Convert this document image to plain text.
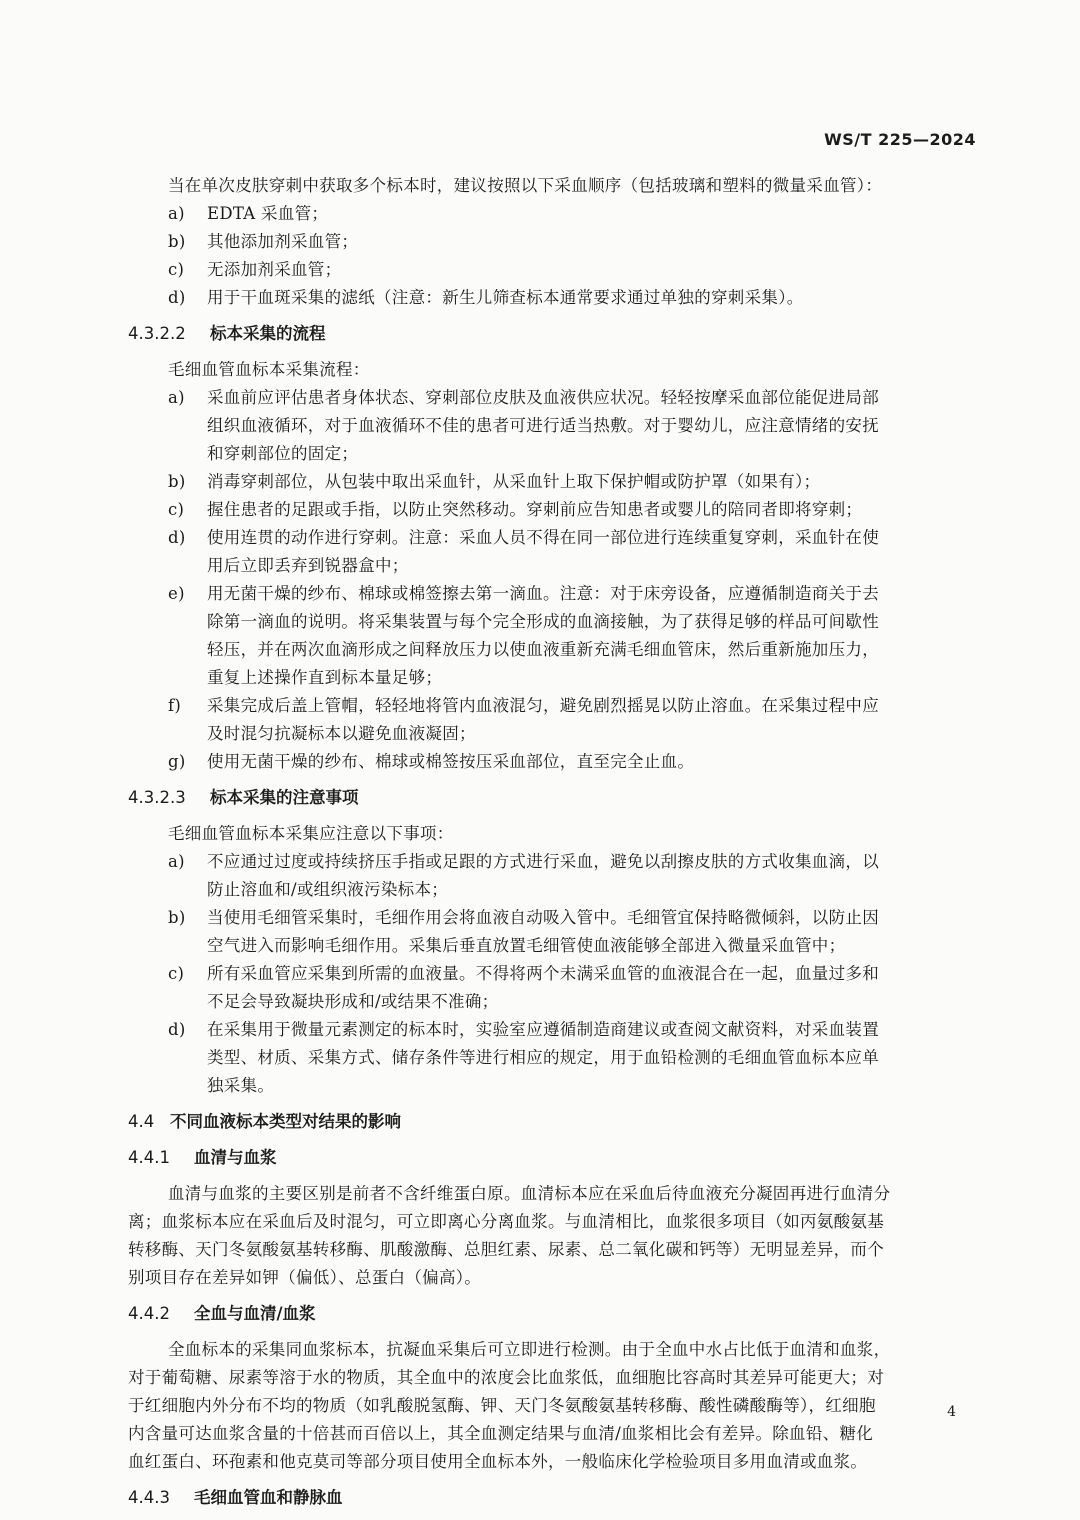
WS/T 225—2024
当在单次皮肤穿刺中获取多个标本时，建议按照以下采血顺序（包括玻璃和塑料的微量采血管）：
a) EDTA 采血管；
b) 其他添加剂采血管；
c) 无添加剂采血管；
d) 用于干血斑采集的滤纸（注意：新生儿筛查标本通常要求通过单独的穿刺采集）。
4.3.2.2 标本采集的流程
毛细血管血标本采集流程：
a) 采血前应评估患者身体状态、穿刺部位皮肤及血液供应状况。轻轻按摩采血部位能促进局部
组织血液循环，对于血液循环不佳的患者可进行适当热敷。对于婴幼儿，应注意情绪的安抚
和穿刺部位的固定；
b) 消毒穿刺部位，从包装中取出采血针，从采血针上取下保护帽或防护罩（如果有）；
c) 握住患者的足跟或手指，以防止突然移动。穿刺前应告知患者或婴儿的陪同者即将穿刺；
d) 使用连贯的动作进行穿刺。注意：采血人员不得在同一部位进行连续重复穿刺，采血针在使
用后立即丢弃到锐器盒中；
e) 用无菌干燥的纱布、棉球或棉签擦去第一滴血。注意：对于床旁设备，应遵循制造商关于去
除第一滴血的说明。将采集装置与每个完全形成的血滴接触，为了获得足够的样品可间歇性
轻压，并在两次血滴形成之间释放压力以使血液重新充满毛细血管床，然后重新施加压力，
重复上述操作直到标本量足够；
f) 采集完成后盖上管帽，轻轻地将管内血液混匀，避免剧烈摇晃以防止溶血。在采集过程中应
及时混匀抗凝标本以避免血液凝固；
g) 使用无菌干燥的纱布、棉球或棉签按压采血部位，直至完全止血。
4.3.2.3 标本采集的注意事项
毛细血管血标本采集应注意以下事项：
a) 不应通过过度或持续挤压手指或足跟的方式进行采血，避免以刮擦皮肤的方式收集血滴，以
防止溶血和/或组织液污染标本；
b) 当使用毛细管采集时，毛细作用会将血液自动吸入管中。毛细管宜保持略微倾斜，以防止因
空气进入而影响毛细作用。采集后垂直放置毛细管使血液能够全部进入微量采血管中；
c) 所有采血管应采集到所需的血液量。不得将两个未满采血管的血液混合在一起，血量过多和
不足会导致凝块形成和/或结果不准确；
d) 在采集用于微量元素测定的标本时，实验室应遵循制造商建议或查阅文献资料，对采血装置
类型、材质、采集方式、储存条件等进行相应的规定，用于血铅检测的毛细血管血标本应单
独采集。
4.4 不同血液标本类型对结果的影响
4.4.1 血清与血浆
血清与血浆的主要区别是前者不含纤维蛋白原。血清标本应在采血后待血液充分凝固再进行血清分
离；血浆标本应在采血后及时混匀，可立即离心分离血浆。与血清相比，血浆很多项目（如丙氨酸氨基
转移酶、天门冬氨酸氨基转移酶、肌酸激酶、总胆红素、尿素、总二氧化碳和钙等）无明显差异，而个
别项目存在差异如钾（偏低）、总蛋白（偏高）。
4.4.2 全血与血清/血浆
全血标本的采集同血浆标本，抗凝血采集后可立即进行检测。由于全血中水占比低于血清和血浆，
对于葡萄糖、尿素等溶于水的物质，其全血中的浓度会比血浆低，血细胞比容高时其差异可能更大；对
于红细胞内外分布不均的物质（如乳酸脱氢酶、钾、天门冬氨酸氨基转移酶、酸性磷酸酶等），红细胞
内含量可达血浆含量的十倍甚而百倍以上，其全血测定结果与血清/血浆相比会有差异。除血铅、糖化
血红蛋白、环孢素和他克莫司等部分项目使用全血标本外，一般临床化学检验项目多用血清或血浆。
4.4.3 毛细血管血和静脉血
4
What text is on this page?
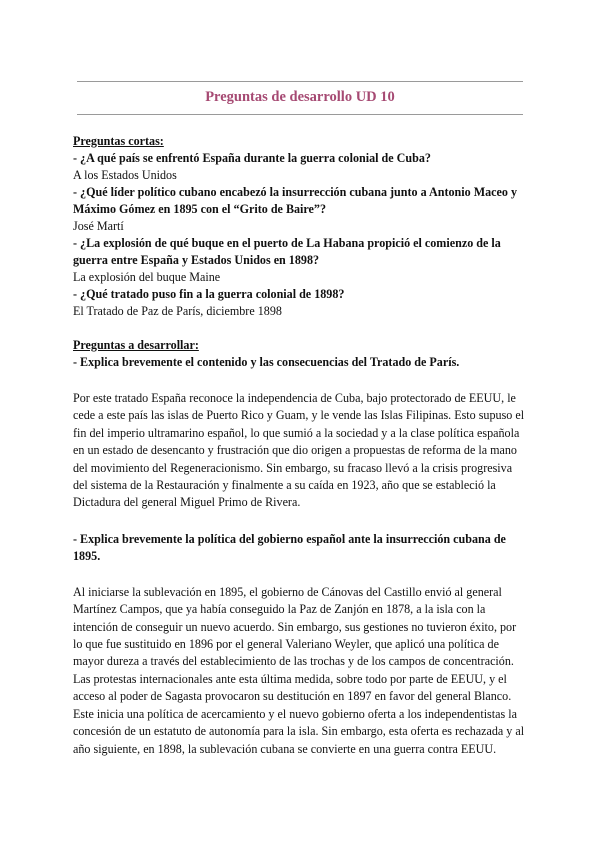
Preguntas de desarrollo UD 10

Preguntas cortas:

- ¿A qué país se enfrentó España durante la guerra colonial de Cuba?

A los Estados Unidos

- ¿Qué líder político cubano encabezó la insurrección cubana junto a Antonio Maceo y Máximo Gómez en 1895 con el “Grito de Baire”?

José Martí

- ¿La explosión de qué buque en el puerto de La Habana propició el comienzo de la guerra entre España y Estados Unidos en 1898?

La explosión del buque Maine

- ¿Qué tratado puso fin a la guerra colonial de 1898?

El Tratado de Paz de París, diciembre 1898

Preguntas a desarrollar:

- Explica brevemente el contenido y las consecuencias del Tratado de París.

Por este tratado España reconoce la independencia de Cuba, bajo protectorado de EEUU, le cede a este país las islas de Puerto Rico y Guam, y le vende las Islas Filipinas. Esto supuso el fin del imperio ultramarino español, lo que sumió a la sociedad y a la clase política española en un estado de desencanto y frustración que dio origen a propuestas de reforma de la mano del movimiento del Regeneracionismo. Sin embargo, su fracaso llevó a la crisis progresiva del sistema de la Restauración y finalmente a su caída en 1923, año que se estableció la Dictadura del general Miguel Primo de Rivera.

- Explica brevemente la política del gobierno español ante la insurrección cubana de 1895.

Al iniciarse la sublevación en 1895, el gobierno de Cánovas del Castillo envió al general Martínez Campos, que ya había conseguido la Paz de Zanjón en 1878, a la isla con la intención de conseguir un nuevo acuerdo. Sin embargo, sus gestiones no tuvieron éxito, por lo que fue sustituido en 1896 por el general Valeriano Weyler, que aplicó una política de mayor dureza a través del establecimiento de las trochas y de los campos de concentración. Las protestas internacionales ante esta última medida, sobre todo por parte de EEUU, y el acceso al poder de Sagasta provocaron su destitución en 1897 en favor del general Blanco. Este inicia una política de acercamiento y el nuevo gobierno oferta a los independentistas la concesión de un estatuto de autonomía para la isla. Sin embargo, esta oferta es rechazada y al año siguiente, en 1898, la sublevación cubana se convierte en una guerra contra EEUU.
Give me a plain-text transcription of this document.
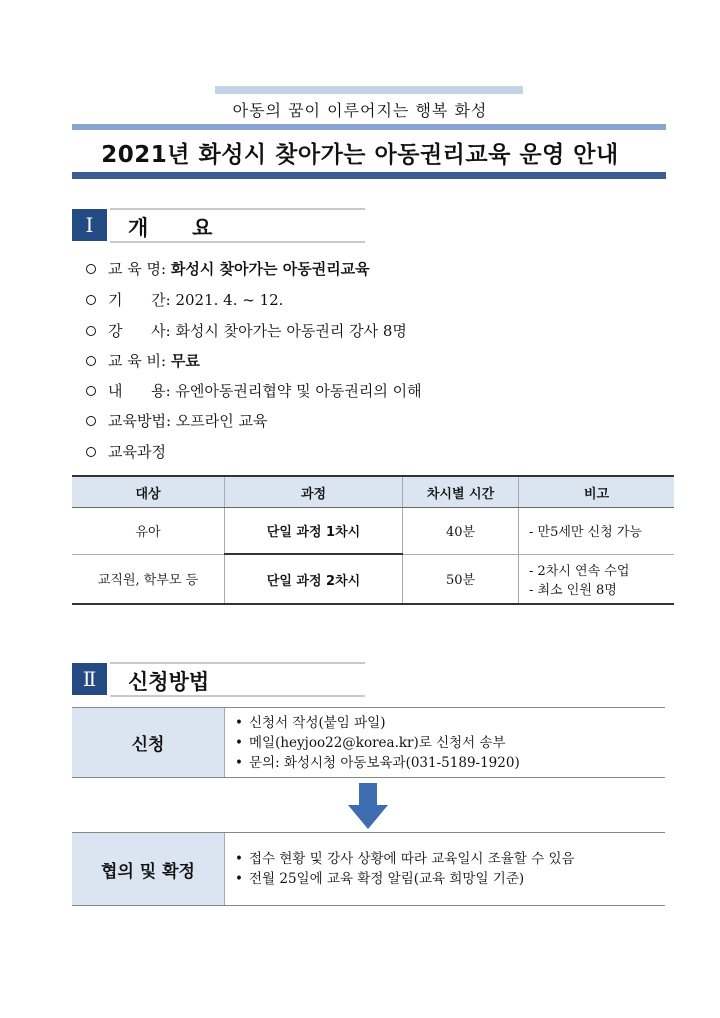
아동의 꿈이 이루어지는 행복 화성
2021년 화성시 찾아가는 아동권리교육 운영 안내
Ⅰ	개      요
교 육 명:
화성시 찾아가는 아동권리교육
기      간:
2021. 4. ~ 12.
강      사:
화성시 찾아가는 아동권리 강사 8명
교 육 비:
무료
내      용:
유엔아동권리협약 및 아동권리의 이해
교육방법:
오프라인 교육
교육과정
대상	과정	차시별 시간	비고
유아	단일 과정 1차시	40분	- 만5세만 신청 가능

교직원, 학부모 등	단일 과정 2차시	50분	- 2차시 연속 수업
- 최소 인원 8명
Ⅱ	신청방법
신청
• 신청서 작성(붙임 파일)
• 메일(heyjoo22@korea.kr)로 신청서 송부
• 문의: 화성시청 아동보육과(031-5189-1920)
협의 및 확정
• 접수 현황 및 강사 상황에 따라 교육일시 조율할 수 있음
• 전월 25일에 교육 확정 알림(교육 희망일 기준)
☆ ☆ ☆ ☆
The request ▸
Collect every line from the records above that contains the word "insurrección".

Output ▸
- ¿Qué líder político cubano encabezó la insurrección cubana junto a Antonio Maceo y Máximo Gómez en 1895 con el “Grito de Baire”?
- Explica brevemente la política del gobierno español ante la insurrección cubana de 1895.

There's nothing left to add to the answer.